(Structured figure records)
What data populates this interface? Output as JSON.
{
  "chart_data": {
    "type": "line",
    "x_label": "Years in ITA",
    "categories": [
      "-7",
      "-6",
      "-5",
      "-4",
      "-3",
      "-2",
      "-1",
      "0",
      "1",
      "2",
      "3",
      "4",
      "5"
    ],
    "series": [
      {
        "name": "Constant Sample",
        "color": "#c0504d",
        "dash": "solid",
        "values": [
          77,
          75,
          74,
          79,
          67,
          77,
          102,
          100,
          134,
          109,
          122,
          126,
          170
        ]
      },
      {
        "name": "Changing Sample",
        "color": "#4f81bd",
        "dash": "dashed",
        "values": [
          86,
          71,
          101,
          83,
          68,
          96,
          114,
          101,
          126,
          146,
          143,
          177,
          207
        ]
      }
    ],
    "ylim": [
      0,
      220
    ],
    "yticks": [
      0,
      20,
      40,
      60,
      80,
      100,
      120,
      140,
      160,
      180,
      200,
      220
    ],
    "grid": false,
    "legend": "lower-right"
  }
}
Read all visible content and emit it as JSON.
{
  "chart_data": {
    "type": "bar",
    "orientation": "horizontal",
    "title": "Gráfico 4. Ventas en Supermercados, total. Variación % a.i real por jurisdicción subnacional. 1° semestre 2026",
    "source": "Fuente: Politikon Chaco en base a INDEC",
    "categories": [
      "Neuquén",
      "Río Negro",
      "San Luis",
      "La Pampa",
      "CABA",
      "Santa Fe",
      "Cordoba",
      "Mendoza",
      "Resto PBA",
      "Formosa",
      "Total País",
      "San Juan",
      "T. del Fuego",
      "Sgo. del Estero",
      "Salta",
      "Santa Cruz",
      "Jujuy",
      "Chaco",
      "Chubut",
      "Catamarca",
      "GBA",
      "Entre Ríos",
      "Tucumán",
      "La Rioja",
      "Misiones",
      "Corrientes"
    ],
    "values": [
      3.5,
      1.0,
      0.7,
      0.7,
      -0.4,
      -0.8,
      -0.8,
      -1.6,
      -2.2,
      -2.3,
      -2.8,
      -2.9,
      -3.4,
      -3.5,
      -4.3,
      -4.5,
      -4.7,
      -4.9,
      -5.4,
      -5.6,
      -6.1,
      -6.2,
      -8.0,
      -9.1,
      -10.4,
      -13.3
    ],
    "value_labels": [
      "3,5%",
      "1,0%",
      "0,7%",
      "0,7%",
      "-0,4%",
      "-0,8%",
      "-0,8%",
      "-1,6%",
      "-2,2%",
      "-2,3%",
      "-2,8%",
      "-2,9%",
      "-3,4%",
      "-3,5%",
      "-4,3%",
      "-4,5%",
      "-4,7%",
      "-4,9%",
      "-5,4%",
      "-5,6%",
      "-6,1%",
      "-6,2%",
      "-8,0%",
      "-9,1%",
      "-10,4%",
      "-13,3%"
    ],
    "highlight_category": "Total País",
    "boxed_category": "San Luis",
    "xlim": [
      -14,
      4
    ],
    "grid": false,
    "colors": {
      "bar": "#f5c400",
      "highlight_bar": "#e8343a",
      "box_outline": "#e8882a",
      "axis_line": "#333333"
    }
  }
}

...

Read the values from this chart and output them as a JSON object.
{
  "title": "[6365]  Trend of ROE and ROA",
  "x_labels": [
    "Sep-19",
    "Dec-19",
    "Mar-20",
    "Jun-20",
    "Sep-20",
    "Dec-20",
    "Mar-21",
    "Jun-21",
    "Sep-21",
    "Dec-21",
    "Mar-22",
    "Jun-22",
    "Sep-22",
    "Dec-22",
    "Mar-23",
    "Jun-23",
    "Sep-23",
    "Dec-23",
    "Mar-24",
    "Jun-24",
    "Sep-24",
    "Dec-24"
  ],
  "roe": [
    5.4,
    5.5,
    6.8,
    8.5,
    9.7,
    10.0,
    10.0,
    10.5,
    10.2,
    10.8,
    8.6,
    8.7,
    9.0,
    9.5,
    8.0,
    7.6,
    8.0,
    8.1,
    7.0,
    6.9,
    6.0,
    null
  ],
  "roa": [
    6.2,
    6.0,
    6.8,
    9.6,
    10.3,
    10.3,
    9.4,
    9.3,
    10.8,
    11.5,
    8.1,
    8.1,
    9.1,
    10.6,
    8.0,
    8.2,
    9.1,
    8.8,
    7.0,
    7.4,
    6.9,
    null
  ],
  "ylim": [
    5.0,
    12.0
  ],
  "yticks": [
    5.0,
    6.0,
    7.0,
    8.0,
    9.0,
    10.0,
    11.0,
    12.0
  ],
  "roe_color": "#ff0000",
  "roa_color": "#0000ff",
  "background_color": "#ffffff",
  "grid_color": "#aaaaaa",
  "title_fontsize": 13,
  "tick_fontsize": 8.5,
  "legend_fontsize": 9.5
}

→ **Your objective**
Going through the entries above, report how many lines include the string "values". The number alone is the answer.

→ **The completed task**
4